* Exercise
All records below must be retyped exactly.

* Supplied data
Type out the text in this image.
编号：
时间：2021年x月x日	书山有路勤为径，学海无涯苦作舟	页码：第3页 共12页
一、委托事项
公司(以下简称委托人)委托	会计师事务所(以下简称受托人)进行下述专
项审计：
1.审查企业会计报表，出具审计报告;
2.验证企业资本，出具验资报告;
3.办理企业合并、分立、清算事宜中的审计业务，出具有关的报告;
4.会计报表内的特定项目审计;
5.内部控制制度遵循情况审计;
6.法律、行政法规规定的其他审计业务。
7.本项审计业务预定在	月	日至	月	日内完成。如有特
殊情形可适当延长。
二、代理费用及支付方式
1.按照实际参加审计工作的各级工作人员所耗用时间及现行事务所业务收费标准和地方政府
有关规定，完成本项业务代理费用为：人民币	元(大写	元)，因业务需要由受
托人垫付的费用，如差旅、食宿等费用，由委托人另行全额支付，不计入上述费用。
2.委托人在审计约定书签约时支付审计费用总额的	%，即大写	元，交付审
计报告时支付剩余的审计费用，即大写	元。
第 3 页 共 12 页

* Written solution
Type out the text in this image.
编号：
时间：2021年x月x日	书山有路勤为径，学海无涯苦作舟	页码：第3页 共12页
一、委托事项
公司(以下简称委托人)委托	会计师事务所(以下简称受托人)进行下述专
项审计：
1.审查企业会计报表，出具审计报告;
2.验证企业资本，出具验资报告;
3.办理企业合并、分立、清算事宜中的审计业务，出具有关的报告;
4.会计报表内的特定项目审计;
5.内部控制制度遵循情况审计;
6.法律、行政法规规定的其他审计业务。
7.本项审计业务预定在	月	日至	月	日内完成。如有特
殊情形可适当延长。
二、代理费用及支付方式
1.按照实际参加审计工作的各级工作人员所耗用时间及现行事务所业务收费标准和地方政府
有关规定，完成本项业务代理费用为：人民币	元(大写	元)，因业务需要由受
托人垫付的费用，如差旅、食宿等费用，由委托人另行全额支付，不计入上述费用。
2.委托人在审计约定书签约时支付审计费用总额的	%，即大写	元，交付审
计报告时支付剩余的审计费用，即大写	元。
第 3 页 共 12 页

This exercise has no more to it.